» **Written exercise**
Locate the string "your" in the listing below. Copy every line where it is found.

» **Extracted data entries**
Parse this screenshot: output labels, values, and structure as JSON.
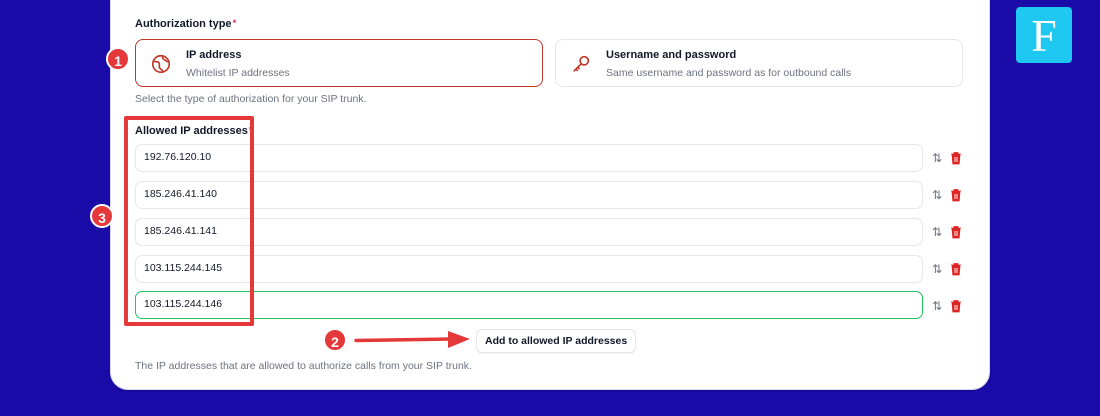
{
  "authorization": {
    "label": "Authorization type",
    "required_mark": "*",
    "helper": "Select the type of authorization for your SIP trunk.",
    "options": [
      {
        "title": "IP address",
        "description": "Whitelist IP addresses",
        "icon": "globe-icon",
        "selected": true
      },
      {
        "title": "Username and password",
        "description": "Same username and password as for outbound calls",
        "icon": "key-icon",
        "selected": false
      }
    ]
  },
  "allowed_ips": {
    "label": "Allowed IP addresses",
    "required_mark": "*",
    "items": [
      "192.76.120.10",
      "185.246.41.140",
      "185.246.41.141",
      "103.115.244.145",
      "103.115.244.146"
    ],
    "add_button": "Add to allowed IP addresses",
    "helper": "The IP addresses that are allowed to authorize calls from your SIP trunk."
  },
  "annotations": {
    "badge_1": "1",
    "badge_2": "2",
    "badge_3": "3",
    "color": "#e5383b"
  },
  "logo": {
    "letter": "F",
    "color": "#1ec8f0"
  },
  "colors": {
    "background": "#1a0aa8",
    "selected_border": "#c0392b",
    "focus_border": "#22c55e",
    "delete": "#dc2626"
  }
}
...
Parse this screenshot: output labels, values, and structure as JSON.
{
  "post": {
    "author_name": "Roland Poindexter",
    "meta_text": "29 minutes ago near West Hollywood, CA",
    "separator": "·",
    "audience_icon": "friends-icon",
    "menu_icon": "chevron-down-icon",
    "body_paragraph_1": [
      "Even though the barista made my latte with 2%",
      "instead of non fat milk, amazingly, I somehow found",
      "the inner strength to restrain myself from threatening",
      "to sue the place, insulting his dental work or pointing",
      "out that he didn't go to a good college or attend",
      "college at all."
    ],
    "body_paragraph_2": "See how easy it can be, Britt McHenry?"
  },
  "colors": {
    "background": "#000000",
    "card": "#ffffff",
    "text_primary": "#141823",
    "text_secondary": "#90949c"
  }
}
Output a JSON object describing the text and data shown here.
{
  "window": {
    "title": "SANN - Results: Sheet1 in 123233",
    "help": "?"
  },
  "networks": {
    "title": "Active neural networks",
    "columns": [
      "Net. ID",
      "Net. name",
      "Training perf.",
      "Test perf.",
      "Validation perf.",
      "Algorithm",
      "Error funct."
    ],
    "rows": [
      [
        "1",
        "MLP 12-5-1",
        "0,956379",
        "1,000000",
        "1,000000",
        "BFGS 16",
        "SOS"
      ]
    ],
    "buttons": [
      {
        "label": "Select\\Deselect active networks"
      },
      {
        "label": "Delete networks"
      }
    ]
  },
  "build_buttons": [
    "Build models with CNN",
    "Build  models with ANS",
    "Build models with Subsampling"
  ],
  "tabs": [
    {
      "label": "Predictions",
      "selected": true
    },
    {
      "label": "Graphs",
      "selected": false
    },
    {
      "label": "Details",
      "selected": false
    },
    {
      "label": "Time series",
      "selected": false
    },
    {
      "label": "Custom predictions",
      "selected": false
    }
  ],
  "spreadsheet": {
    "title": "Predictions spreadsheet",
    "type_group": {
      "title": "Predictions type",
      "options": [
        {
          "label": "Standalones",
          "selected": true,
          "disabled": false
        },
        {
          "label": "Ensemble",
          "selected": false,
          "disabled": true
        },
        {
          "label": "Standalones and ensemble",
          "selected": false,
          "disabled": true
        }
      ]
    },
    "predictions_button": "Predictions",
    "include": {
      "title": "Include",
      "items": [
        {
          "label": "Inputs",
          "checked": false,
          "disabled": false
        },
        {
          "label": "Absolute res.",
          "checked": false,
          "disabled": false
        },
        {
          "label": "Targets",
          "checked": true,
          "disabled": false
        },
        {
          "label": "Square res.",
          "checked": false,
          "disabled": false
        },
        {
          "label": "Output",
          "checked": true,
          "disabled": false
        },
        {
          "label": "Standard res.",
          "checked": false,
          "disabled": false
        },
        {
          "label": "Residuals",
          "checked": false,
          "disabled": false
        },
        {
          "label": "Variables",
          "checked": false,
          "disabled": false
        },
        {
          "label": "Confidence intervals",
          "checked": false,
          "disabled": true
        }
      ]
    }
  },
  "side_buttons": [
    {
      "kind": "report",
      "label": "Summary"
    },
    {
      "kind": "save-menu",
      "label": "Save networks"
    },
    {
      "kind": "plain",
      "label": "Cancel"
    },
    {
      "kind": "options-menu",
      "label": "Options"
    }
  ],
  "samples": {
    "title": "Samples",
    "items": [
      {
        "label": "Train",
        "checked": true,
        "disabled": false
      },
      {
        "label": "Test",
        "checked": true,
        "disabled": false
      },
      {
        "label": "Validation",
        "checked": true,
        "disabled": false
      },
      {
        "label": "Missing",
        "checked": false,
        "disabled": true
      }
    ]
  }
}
...
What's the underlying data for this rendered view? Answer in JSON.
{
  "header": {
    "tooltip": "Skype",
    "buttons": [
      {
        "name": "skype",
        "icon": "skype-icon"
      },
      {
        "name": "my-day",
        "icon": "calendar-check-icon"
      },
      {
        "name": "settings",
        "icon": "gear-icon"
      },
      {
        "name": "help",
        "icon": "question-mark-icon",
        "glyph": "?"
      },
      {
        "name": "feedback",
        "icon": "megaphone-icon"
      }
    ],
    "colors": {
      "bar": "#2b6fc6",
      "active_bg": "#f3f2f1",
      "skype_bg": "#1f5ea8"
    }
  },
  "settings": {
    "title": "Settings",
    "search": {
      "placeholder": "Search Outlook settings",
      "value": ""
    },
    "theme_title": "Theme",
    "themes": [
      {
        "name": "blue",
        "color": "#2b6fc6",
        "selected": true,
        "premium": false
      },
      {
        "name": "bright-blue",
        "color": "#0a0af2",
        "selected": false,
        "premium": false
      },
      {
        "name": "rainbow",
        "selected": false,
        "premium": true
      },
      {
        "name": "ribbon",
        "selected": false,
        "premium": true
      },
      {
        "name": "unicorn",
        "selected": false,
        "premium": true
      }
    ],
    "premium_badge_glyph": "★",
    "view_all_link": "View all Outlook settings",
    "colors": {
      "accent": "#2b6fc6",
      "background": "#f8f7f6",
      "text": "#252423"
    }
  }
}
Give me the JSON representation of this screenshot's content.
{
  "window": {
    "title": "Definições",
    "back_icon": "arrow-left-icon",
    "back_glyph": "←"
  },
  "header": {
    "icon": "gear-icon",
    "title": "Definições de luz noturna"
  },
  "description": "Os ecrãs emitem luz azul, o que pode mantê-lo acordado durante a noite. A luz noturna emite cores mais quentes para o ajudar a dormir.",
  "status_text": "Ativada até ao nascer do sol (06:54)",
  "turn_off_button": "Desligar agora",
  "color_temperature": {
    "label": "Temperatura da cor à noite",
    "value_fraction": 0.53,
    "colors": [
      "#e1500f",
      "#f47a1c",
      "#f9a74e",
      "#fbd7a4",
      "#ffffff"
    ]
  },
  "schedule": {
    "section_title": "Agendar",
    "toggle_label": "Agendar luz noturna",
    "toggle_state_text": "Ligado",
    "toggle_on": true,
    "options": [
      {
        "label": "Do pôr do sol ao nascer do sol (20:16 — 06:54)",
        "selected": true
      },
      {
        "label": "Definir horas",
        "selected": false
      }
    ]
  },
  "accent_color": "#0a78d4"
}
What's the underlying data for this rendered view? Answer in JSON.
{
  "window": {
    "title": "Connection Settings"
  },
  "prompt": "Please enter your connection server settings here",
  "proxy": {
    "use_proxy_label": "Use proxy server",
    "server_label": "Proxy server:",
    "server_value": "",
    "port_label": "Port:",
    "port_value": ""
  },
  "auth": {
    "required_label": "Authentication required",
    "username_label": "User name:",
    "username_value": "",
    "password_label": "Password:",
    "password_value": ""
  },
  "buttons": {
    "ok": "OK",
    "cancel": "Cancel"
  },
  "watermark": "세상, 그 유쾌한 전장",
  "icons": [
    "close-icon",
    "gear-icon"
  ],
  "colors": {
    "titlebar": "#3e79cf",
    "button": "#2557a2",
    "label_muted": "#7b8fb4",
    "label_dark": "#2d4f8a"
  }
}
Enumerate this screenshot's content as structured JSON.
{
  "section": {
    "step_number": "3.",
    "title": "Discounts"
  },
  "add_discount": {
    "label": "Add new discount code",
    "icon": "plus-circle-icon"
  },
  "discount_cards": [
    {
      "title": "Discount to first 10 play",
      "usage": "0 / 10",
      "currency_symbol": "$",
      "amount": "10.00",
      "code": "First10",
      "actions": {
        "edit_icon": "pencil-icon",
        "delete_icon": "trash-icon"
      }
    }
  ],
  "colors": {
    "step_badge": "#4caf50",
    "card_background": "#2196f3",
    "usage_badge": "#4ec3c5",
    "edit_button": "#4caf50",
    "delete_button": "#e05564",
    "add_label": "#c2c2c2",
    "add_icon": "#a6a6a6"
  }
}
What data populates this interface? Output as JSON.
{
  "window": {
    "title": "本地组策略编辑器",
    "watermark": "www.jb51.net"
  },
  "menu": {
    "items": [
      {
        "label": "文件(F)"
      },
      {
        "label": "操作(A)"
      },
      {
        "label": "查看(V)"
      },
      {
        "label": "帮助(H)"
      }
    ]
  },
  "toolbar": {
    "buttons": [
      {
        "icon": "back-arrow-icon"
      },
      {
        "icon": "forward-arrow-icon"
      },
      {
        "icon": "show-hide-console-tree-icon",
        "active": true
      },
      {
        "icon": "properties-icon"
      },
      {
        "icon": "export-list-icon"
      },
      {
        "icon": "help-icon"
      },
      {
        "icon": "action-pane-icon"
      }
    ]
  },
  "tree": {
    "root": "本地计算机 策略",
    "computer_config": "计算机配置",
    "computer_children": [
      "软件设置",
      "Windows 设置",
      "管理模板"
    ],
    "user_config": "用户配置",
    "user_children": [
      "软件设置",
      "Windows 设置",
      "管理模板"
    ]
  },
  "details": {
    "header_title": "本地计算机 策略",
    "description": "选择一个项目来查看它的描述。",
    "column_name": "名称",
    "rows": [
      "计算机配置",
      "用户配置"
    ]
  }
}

» **Full solution**
    "helper": "Select the type of authorization for your SIP trunk.",
    "helper": "The IP addresses that are allowed to authorize calls from your SIP trunk."
  "prompt": "Please enter your connection server settings here",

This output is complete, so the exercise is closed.